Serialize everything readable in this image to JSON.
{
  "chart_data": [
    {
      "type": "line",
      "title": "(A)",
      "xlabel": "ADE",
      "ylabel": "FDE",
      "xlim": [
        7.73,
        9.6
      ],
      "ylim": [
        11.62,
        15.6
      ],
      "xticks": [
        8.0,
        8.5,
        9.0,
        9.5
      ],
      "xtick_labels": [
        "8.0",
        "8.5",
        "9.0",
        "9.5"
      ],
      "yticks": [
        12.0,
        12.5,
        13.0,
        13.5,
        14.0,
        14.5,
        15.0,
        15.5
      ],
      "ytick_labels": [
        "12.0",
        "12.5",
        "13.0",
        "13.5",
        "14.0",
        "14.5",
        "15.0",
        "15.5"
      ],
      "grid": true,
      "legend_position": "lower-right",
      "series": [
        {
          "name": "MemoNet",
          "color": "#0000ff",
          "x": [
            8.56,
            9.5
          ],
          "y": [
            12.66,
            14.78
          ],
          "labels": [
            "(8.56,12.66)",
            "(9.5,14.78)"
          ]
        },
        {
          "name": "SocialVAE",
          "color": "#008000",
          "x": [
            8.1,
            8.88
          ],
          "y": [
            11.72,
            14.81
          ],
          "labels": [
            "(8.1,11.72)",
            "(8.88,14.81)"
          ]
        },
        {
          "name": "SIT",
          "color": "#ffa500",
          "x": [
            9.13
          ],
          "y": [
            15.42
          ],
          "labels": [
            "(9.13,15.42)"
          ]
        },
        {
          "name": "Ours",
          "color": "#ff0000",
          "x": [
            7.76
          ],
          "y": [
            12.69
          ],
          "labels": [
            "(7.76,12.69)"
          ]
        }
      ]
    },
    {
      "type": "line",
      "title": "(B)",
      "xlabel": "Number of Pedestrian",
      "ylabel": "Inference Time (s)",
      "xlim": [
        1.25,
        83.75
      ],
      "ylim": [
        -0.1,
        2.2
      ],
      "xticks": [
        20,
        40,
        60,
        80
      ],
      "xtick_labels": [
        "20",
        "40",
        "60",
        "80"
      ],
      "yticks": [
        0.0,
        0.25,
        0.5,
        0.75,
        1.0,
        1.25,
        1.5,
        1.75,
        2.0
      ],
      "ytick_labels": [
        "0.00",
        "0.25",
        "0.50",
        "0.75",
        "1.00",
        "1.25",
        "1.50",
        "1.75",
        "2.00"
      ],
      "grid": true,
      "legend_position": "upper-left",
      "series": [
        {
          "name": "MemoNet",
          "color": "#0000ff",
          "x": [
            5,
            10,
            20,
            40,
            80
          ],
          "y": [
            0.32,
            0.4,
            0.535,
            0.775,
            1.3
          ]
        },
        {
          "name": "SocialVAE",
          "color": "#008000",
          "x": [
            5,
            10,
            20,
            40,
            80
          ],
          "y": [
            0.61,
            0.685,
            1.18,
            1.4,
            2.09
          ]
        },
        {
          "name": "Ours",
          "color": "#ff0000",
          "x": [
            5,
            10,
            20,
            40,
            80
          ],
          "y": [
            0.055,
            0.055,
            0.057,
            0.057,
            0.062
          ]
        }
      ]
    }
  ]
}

*-*-*

What you need to do:
Write the material out exactly, with nothing left out.

Correct output:
Serialize everything readable in this image to JSON.
{
  "chart_data": [
    {
      "type": "line",
      "title": "(A)",
      "xlabel": "ADE",
      "ylabel": "FDE",
      "xlim": [
        7.73,
        9.6
      ],
      "ylim": [
        11.62,
        15.6
      ],
      "xticks": [
        8.0,
        8.5,
        9.0,
        9.5
      ],
      "xtick_labels": [
        "8.0",
        "8.5",
        "9.0",
        "9.5"
      ],
      "yticks": [
        12.0,
        12.5,
        13.0,
        13.5,
        14.0,
        14.5,
        15.0,
        15.5
      ],
      "ytick_labels": [
        "12.0",
        "12.5",
        "13.0",
        "13.5",
        "14.0",
        "14.5",
        "15.0",
        "15.5"
      ],
      "grid": true,
      "legend_position": "lower-right",
      "series": [
        {
          "name": "MemoNet",
          "color": "#0000ff",
          "x": [
            8.56,
            9.5
          ],
          "y": [
            12.66,
            14.78
          ],
          "labels": [
            "(8.56,12.66)",
            "(9.5,14.78)"
          ]
        },
        {
          "name": "SocialVAE",
          "color": "#008000",
          "x": [
            8.1,
            8.88
          ],
          "y": [
            11.72,
            14.81
          ],
          "labels": [
            "(8.1,11.72)",
            "(8.88,14.81)"
          ]
        },
        {
          "name": "SIT",
          "color": "#ffa500",
          "x": [
            9.13
          ],
          "y": [
            15.42
          ],
          "labels": [
            "(9.13,15.42)"
          ]
        },
        {
          "name": "Ours",
          "color": "#ff0000",
          "x": [
            7.76
          ],
          "y": [
            12.69
          ],
          "labels": [
            "(7.76,12.69)"
          ]
        }
      ]
    },
    {
      "type": "line",
      "title": "(B)",
      "xlabel": "Number of Pedestrian",
      "ylabel": "Inference Time (s)",
      "xlim": [
        1.25,
        83.75
      ],
      "ylim": [
        -0.1,
        2.2
      ],
      "xticks": [
        20,
        40,
        60,
        80
      ],
      "xtick_labels": [
        "20",
        "40",
        "60",
        "80"
      ],
      "yticks": [
        0.0,
        0.25,
        0.5,
        0.75,
        1.0,
        1.25,
        1.5,
        1.75,
        2.0
      ],
      "ytick_labels": [
        "0.00",
        "0.25",
        "0.50",
        "0.75",
        "1.00",
        "1.25",
        "1.50",
        "1.75",
        "2.00"
      ],
      "grid": true,
      "legend_position": "upper-left",
      "series": [
        {
          "name": "MemoNet",
          "color": "#0000ff",
          "x": [
            5,
            10,
            20,
            40,
            80
          ],
          "y": [
            0.32,
            0.4,
            0.535,
            0.775,
            1.3
          ]
        },
        {
          "name": "SocialVAE",
          "color": "#008000",
          "x": [
            5,
            10,
            20,
            40,
            80
          ],
          "y": [
            0.61,
            0.685,
            1.18,
            1.4,
            2.09
          ]
        },
        {
          "name": "Ours",
          "color": "#ff0000",
          "x": [
            5,
            10,
            20,
            40,
            80
          ],
          "y": [
            0.055,
            0.055,
            0.057,
            0.057,
            0.062
          ]
        }
      ]
    }
  ]
}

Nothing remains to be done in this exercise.